▸ **Exercise**
Select all lines in the records that include "great".

▸ **Dataset**
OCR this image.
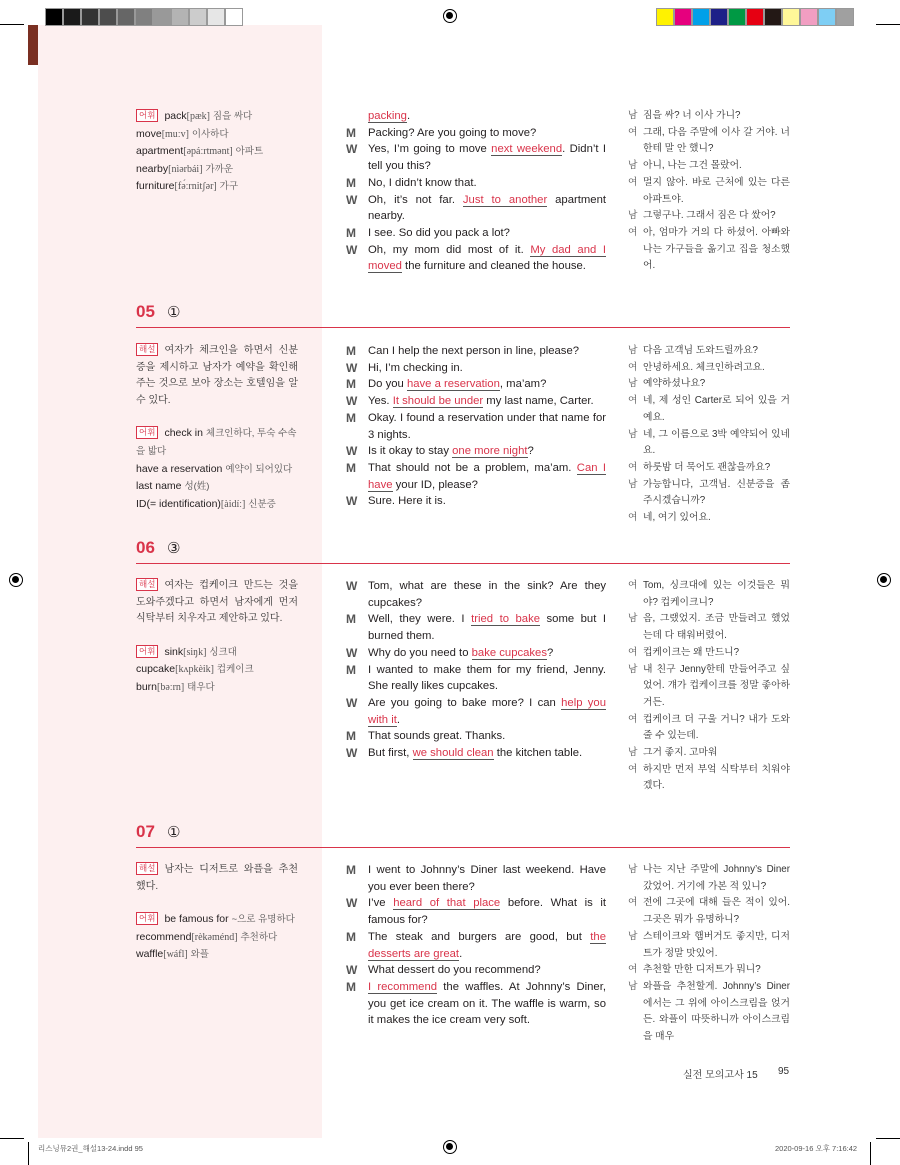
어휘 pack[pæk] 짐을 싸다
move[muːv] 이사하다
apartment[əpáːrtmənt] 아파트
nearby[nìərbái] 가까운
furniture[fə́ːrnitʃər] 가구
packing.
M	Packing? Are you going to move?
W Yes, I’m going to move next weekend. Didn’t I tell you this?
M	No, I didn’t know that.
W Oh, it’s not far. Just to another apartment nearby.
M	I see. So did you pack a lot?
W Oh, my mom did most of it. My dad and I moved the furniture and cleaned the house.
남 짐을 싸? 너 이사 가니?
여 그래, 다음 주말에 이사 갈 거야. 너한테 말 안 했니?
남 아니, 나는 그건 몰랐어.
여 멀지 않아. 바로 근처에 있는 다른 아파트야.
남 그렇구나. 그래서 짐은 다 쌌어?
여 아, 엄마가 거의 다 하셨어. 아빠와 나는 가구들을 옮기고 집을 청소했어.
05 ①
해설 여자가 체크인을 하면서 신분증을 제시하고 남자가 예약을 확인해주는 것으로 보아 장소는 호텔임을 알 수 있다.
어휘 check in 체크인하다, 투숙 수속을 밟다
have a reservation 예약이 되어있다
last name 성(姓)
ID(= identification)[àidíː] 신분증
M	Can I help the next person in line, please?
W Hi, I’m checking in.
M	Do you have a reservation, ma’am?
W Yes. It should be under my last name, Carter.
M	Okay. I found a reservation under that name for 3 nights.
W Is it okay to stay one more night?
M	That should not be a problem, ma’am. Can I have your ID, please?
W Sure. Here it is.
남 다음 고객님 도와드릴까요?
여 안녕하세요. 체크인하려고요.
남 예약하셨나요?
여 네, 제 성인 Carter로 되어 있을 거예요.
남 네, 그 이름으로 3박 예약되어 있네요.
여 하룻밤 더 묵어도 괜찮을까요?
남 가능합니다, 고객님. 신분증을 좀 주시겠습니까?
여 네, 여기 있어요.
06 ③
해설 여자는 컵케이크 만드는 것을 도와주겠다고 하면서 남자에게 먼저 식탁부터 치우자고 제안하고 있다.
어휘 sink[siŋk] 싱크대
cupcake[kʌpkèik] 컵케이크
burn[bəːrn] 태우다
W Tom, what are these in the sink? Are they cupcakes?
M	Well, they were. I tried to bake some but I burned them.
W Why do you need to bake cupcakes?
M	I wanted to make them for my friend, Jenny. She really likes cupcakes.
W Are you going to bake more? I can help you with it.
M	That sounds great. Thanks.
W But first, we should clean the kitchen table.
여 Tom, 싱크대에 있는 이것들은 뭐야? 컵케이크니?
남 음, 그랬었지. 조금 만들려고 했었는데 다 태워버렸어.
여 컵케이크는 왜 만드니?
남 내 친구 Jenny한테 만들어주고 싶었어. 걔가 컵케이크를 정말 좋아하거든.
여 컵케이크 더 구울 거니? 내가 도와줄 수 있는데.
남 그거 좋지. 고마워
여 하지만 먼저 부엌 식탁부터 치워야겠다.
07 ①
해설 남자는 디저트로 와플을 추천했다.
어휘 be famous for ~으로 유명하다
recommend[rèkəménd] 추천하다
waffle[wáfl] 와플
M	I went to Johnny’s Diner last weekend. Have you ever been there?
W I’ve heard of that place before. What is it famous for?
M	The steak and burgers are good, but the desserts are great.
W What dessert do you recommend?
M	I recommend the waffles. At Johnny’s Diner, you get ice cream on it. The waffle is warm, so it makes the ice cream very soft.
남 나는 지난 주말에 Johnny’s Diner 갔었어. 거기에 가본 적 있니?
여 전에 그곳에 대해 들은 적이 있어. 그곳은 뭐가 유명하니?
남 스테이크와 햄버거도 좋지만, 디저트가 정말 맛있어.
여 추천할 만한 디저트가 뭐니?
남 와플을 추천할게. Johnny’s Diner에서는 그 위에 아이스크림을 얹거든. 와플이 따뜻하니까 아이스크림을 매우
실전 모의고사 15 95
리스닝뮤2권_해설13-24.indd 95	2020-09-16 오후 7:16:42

==

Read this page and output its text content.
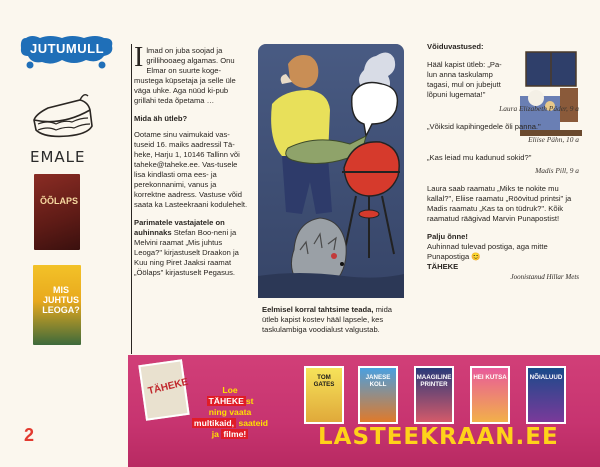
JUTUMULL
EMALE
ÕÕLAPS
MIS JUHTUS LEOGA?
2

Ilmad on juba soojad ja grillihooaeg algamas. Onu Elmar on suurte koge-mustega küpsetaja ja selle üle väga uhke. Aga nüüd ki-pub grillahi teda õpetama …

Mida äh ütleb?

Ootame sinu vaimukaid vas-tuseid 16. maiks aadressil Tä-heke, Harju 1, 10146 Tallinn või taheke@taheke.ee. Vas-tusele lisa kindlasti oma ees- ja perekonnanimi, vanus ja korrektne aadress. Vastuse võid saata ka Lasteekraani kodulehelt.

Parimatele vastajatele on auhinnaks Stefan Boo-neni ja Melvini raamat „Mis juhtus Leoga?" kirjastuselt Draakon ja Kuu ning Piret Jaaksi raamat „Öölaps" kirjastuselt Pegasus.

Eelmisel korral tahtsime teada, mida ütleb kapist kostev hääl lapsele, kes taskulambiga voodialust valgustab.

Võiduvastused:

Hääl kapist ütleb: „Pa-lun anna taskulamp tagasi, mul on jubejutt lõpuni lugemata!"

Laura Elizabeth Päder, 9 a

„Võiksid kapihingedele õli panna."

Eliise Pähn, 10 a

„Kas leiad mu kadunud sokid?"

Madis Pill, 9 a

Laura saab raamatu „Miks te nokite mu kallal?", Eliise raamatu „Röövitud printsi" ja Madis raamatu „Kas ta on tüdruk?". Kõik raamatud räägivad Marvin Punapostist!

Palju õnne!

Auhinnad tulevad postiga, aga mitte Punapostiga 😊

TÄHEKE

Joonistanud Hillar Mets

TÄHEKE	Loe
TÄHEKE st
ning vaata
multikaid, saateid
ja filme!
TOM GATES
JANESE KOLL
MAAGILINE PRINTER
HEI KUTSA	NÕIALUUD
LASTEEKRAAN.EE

▸ **Full answer**
M	That sounds great. Thanks.
M	The steak and burgers are good, but the desserts are great.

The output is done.